ARTIKEL:
Laduni.ID, Jakarta – Sedekah diambil dari kata bahasa Arab yaitu “shadaqah”, berasal dari kata sidq (sidiq) yang berarti “kebenaran”. Sedekah bisa dilakukan oleh siapapun termasuk orang yang tak berpunya sekalipun, seperti membantu orang lain, menyingkirkan duri di jalan, berbicara dengan sopan santun dan lain sebagai sebagainya.
Dalam menunaikan sedekah baiknya dilakukan dengan secara sembunyi-sembunyi karena lebih utama. Namun Allah SWT tak pernah melarang hamba-Nya yang bersedekah secara terang-terangan, hal ini dinyatakan Allah dalam beberapa ayat dalam Al-Qur’an, di antaranya adalah :
إِنْ تُبْدُوا الصَّدَقَاتِ فَنِعِمَّا هِيَ وَإِنْ تُخْفُوْهَا وَتُؤْتُوْهَا الْفُقَرَآءِ فَهُوَ خَيْرٌ لُّكُمْ وَيُكَفِّرُ عَنْكُمْ مِّنْ سَيِّئَاتِكُمْ وَاللهُ بِمَا تَعْمَلُوْنَ خَبِيْرٌ
Jika kamu menampakkan sedekah(mu), maka itu adalah baik sekali. Dan jika kamu menyembunyikannya dan kamu berikan kepada orang-orang fakir, maka menyembunyikan itu lebih baik bagimu. Dan Allah akan menghapuskan dari kamu sebagian kesalahan-kesalahanmu, dan Allah mengetahui apa yang kamu kerjakan. (Q.S. 2 Al Baqarah 271)

DATA TERSIMPAN:

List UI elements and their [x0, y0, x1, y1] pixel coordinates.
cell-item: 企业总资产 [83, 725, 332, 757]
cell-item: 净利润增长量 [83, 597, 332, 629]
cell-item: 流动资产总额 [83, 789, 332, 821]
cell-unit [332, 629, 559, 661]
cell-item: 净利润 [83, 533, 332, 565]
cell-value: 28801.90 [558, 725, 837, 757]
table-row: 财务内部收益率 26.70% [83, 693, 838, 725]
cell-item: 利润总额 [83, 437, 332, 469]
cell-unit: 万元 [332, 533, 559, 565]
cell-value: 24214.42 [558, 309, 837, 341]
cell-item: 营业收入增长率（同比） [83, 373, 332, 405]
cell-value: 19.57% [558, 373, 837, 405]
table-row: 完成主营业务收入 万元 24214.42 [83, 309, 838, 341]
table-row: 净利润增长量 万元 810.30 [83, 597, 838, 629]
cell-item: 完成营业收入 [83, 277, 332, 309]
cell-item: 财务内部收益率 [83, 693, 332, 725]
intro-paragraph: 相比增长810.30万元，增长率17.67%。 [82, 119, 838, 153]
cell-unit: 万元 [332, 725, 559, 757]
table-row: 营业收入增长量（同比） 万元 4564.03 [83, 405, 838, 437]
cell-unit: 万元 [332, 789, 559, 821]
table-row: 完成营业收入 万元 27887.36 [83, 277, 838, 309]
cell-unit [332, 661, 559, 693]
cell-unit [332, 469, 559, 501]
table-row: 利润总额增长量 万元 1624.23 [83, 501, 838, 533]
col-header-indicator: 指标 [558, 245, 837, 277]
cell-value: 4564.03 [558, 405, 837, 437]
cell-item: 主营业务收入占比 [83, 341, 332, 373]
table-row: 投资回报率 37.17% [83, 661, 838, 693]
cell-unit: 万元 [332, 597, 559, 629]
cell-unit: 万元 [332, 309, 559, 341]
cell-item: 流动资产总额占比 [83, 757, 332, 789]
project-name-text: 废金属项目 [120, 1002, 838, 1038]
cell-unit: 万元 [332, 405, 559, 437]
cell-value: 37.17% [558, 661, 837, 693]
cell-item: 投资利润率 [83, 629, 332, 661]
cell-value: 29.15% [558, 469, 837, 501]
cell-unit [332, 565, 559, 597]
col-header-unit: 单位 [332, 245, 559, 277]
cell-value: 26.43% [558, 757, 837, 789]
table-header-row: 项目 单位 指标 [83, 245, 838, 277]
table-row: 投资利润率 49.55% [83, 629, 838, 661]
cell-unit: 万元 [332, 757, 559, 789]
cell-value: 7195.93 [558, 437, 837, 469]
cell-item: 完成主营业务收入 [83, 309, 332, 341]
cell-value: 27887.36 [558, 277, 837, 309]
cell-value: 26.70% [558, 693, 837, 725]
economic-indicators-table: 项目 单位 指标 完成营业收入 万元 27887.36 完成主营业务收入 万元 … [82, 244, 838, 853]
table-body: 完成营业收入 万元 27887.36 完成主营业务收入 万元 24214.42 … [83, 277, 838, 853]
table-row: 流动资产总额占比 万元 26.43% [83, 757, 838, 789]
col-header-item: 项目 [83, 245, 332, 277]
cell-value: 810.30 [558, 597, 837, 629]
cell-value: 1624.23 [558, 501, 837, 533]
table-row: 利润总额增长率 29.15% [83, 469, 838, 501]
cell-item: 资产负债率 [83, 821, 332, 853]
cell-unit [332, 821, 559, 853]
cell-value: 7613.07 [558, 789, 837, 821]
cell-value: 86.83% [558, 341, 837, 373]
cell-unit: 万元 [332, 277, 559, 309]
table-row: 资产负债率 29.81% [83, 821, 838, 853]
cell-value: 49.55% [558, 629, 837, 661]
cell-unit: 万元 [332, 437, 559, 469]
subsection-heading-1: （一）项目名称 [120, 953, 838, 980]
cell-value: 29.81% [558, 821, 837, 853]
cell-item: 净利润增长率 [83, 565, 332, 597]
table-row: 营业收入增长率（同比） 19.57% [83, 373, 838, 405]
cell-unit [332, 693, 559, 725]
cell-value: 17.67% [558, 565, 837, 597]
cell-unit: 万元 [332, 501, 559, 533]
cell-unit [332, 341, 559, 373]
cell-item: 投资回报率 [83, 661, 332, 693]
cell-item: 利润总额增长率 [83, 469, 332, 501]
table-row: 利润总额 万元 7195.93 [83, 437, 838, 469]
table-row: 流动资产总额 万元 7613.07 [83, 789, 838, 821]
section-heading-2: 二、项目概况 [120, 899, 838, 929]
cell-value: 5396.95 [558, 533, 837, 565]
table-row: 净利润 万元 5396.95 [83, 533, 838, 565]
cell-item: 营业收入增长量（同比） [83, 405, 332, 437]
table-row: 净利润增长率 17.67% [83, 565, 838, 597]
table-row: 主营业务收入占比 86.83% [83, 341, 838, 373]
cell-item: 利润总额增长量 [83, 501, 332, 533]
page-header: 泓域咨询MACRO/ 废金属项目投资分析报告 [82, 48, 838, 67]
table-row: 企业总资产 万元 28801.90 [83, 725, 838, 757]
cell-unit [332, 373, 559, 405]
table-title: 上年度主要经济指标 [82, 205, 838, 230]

TUGAS DAN LATIHAN:
**A)** Tulis ulang paragraf artikel tentang sedekah yang dimulai dengan "Sedekah diambil dari kata bahasa Arab" secara lebih ringkas. Pertahankan fakta-fakta utamanya.
**B)** Teruskan artikel tentang sedekah dengan bagian berikutnya, dimulai setelah kalimat terakhir yang tercantum.

JAWABAN:
**A)** Kata sedekah berasal dari bahasa Arab "shadaqah", dari kata sidq (sidiq) yang berarti "kebenaran". Siapa pun bisa bersedekah, termasuk orang yang tak berpunya. Misalnya dengan membantu orang lain, menyingkirkan duri di jalan, atau berbicara dengan sopan santun.

**B)**
Syaikh Ibnu Katsir menegaskan dalam kitabnya :
فيه دلالة على أن إسرار الصدقة أفضل من إظهارها؛ لأنه أبعد عن الرياء، إلا أن يترتب على الإظهار مصلحة راجحة، من اقتداء الناس به، فيكون أفضل من هذه الحيثية
Di dalam ayat ini terkandung makna yang menunjukkan bahwa menyembunyikan sedekah (melakukan dengan cara sembunyi-sembunyi) lebih utama dari pada menampakkannya, karena hal itu lebih jauh dari riya’ (pamer). Terkecuali jika keadaan menuntut seseorang untuk menampakkan sedekahnya karena ada maslahat yang lebih penting, misalnya agar tindakannya diikuti oleh orang lain, bila dipandang dari sudut ini, cara demikian itu lebih utama. (Kitab Tafsirul Qur’anil ‘Azhim, Juz I, halaman 701)
اَلَّذِيْنَ يُنْفِقُوْنَ أَمْوَالَهُمْ بِاللَّيْلِ وَالنَّهَارِ سِرًّا وَعَلاَنِيَةً فَلَهُمْ أَجْرُهُمْ عِنْدَ رَبِّهِمْ وَلاَ خَوْفٌ عَلَيْهِمْ وَلاَ هُمْ يَحْزَنُوْنَ
Orang-orang yang menafkahkan hartanya di malam dan di siang hari secara tersembunyi dan terang-terangan, maka mereka mendapat pahala di sisi Tuhannya. Tidak ada kekhawatiran terhadap mereka dan tidak (pula) mereka bersedih hati. (Q.S. 2 Al Baqarah 274)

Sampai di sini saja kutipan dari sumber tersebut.